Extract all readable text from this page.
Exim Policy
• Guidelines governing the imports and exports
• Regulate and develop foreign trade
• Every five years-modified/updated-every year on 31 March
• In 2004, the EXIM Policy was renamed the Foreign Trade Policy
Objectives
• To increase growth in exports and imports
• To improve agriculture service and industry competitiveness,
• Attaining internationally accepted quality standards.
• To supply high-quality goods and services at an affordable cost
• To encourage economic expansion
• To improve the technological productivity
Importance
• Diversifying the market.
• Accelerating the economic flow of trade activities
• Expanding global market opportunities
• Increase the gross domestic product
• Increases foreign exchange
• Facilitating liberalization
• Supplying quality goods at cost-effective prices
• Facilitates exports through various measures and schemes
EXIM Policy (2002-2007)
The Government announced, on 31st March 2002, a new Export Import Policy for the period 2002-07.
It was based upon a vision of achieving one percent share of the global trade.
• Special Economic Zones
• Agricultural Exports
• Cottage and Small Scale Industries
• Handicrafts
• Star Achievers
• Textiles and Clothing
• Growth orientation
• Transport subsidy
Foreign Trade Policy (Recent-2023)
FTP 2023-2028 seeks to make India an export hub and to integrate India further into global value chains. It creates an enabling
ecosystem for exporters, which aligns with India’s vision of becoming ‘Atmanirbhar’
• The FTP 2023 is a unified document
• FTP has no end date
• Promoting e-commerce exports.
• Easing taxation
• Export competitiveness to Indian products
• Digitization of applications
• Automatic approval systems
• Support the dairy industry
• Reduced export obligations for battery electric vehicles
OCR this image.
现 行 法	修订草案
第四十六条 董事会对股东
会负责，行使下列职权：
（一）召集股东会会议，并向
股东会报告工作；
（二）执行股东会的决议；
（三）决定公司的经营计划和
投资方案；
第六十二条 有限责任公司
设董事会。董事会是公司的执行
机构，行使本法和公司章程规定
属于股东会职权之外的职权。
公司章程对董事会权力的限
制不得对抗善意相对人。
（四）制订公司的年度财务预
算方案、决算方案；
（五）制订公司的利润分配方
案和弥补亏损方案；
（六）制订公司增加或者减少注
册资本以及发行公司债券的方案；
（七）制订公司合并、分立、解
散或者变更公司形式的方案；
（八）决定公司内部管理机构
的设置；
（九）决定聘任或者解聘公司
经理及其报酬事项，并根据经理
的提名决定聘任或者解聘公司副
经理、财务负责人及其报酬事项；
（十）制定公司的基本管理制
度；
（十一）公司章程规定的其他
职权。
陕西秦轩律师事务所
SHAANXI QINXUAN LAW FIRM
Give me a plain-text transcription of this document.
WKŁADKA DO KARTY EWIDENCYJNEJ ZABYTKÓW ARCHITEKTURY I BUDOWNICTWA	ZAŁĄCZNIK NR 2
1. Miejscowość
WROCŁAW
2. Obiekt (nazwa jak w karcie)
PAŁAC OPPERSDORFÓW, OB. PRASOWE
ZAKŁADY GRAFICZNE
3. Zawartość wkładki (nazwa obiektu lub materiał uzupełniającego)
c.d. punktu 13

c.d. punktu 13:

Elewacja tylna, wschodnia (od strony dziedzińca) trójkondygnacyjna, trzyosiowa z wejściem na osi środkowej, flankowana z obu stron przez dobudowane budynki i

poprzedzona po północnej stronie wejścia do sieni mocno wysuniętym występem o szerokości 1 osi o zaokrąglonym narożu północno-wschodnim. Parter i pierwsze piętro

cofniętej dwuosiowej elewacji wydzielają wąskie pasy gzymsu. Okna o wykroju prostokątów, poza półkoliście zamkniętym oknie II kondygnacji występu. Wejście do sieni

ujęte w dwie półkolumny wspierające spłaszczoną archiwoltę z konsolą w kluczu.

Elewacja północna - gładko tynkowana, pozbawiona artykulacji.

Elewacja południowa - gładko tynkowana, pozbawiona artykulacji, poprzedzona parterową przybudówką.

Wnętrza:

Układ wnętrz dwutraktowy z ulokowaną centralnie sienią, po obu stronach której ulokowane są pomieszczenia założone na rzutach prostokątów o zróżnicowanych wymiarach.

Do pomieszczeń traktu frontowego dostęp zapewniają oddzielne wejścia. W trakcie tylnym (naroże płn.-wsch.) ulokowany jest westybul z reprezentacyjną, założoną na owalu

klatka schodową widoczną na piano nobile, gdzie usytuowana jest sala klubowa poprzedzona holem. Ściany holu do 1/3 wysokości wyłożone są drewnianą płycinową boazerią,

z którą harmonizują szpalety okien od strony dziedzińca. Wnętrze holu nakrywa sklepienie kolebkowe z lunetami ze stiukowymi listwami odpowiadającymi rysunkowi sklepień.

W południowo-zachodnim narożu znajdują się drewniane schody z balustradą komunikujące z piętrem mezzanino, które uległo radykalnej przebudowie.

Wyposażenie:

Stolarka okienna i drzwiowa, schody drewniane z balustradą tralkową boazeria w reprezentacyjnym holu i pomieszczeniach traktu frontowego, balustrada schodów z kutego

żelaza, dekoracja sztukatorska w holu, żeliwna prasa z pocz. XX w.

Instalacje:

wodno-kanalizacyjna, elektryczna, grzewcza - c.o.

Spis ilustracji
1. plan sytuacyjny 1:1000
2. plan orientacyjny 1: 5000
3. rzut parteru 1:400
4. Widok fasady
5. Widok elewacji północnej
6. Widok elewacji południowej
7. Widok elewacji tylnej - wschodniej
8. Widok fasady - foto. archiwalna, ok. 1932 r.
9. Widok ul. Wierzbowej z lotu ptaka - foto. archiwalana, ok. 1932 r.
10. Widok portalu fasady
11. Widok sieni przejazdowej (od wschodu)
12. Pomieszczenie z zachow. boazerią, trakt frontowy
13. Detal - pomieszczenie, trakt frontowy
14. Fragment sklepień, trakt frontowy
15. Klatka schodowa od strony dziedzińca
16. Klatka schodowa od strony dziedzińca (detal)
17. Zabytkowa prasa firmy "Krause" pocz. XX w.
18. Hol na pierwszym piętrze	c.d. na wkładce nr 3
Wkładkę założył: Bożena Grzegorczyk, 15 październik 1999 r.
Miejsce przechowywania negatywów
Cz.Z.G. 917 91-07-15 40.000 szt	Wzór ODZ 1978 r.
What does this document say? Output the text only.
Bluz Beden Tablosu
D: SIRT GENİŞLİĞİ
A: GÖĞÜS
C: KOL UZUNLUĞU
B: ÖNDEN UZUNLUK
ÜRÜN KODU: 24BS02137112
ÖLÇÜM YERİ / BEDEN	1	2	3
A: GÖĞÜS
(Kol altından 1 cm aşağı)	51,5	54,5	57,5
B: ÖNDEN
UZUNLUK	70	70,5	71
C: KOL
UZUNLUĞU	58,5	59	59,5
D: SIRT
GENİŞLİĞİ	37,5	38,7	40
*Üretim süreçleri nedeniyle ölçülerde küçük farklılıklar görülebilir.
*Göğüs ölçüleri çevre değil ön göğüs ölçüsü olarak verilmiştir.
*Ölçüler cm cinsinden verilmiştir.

■ Direction
Copy all of the data exactly.

■ The output
Extract all readable text from this page.
Exim Policy
• Guidelines governing the imports and exports
• Regulate and develop foreign trade
• Every five years-modified/updated-every year on 31 March
• In 2004, the EXIM Policy was renamed the Foreign Trade Policy
Objectives
• To increase growth in exports and imports
• To improve agriculture service and industry competitiveness,
• Attaining internationally accepted quality standards.
• To supply high-quality goods and services at an affordable cost
• To encourage economic expansion
• To improve the technological productivity
Importance
• Diversifying the market.
• Accelerating the economic flow of trade activities
• Expanding global market opportunities
• Increase the gross domestic product
• Increases foreign exchange
• Facilitating liberalization
• Supplying quality goods at cost-effective prices
• Facilitates exports through various measures and schemes
EXIM Policy (2002-2007)
The Government announced, on 31st March 2002, a new Export Import Policy for the period 2002-07.
It was based upon a vision of achieving one percent share of the global trade.
• Special Economic Zones
• Agricultural Exports
• Cottage and Small Scale Industries
• Handicrafts
• Star Achievers
• Textiles and Clothing
• Growth orientation
• Transport subsidy
Foreign Trade Policy (Recent-2023)
FTP 2023-2028 seeks to make India an export hub and to integrate India further into global value chains. It creates an enabling
ecosystem for exporters, which aligns with India’s vision of becoming ‘Atmanirbhar’
• The FTP 2023 is a unified document
• FTP has no end date
• Promoting e-commerce exports.
• Easing taxation
• Export competitiveness to Indian products
• Digitization of applications
• Automatic approval systems
• Support the dairy industry
• Reduced export obligations for battery electric vehicles
OCR this image.
现 行 法	修订草案
第四十六条 董事会对股东
会负责，行使下列职权：
（一）召集股东会会议，并向
股东会报告工作；
（二）执行股东会的决议；
（三）决定公司的经营计划和
投资方案；
第六十二条 有限责任公司
设董事会。董事会是公司的执行
机构，行使本法和公司章程规定
属于股东会职权之外的职权。
公司章程对董事会权力的限
制不得对抗善意相对人。
（四）制订公司的年度财务预
算方案、决算方案；
（五）制订公司的利润分配方
案和弥补亏损方案；
（六）制订公司增加或者减少注
册资本以及发行公司债券的方案；
（七）制订公司合并、分立、解
散或者变更公司形式的方案；
（八）决定公司内部管理机构
的设置；
（九）决定聘任或者解聘公司
经理及其报酬事项，并根据经理
的提名决定聘任或者解聘公司副
经理、财务负责人及其报酬事项；
（十）制定公司的基本管理制
度；
（十一）公司章程规定的其他
职权。
陕西秦轩律师事务所
SHAANXI QINXUAN LAW FIRM
Give me a plain-text transcription of this document.
WKŁADKA DO KARTY EWIDENCYJNEJ ZABYTKÓW ARCHITEKTURY I BUDOWNICTWA	ZAŁĄCZNIK NR 2
1. Miejscowość
WROCŁAW
2. Obiekt (nazwa jak w karcie)
PAŁAC OPPERSDORFÓW, OB. PRASOWE
ZAKŁADY GRAFICZNE
3. Zawartość wkładki (nazwa obiektu lub materiał uzupełniającego)
c.d. punktu 13

c.d. punktu 13:

Elewacja tylna, wschodnia (od strony dziedzińca) trójkondygnacyjna, trzyosiowa z wejściem na osi środkowej, flankowana z obu stron przez dobudowane budynki i

poprzedzona po północnej stronie wejścia do sieni mocno wysuniętym występem o szerokości 1 osi o zaokrąglonym narożu północno-wschodnim. Parter i pierwsze piętro

cofniętej dwuosiowej elewacji wydzielają wąskie pasy gzymsu. Okna o wykroju prostokątów, poza półkoliście zamkniętym oknie II kondygnacji występu. Wejście do sieni

ujęte w dwie półkolumny wspierające spłaszczoną archiwoltę z konsolą w kluczu.

Elewacja północna - gładko tynkowana, pozbawiona artykulacji.

Elewacja południowa - gładko tynkowana, pozbawiona artykulacji, poprzedzona parterową przybudówką.

Wnętrza:

Układ wnętrz dwutraktowy z ulokowaną centralnie sienią, po obu stronach której ulokowane są pomieszczenia założone na rzutach prostokątów o zróżnicowanych wymiarach.

Do pomieszczeń traktu frontowego dostęp zapewniają oddzielne wejścia. W trakcie tylnym (naroże płn.-wsch.) ulokowany jest westybul z reprezentacyjną, założoną na owalu

klatka schodową widoczną na piano nobile, gdzie usytuowana jest sala klubowa poprzedzona holem. Ściany holu do 1/3 wysokości wyłożone są drewnianą płycinową boazerią,

z którą harmonizują szpalety okien od strony dziedzińca. Wnętrze holu nakrywa sklepienie kolebkowe z lunetami ze stiukowymi listwami odpowiadającymi rysunkowi sklepień.

W południowo-zachodnim narożu znajdują się drewniane schody z balustradą komunikujące z piętrem mezzanino, które uległo radykalnej przebudowie.

Wyposażenie:

Stolarka okienna i drzwiowa, schody drewniane z balustradą tralkową boazeria w reprezentacyjnym holu i pomieszczeniach traktu frontowego, balustrada schodów z kutego

żelaza, dekoracja sztukatorska w holu, żeliwna prasa z pocz. XX w.

Instalacje:

wodno-kanalizacyjna, elektryczna, grzewcza - c.o.

Spis ilustracji
1. plan sytuacyjny 1:1000
2. plan orientacyjny 1: 5000
3. rzut parteru 1:400
4. Widok fasady
5. Widok elewacji północnej
6. Widok elewacji południowej
7. Widok elewacji tylnej - wschodniej
8. Widok fasady - foto. archiwalna, ok. 1932 r.
9. Widok ul. Wierzbowej z lotu ptaka - foto. archiwalana, ok. 1932 r.
10. Widok portalu fasady
11. Widok sieni przejazdowej (od wschodu)
12. Pomieszczenie z zachow. boazerią, trakt frontowy
13. Detal - pomieszczenie, trakt frontowy
14. Fragment sklepień, trakt frontowy
15. Klatka schodowa od strony dziedzińca
16. Klatka schodowa od strony dziedzińca (detal)
17. Zabytkowa prasa firmy "Krause" pocz. XX w.
18. Hol na pierwszym piętrze	c.d. na wkładce nr 3
Wkładkę założył: Bożena Grzegorczyk, 15 październik 1999 r.
Miejsce przechowywania negatywów
Cz.Z.G. 917 91-07-15 40.000 szt	Wzór ODZ 1978 r.
What does this document say? Output the text only.
Bluz Beden Tablosu
D: SIRT GENİŞLİĞİ
A: GÖĞÜS
C: KOL UZUNLUĞU
B: ÖNDEN UZUNLUK
ÜRÜN KODU: 24BS02137112
ÖLÇÜM YERİ / BEDEN	1	2	3
A: GÖĞÜS
(Kol altından 1 cm aşağı)	51,5	54,5	57,5
B: ÖNDEN
UZUNLUK	70	70,5	71
C: KOL
UZUNLUĞU	58,5	59	59,5
D: SIRT
GENİŞLİĞİ	37,5	38,7	40
*Üretim süreçleri nedeniyle ölçülerde küçük farklılıklar görülebilir.
*Göğüs ölçüleri çevre değil ön göğüs ölçüsü olarak verilmiştir.
*Ölçüler cm cinsinden verilmiştir.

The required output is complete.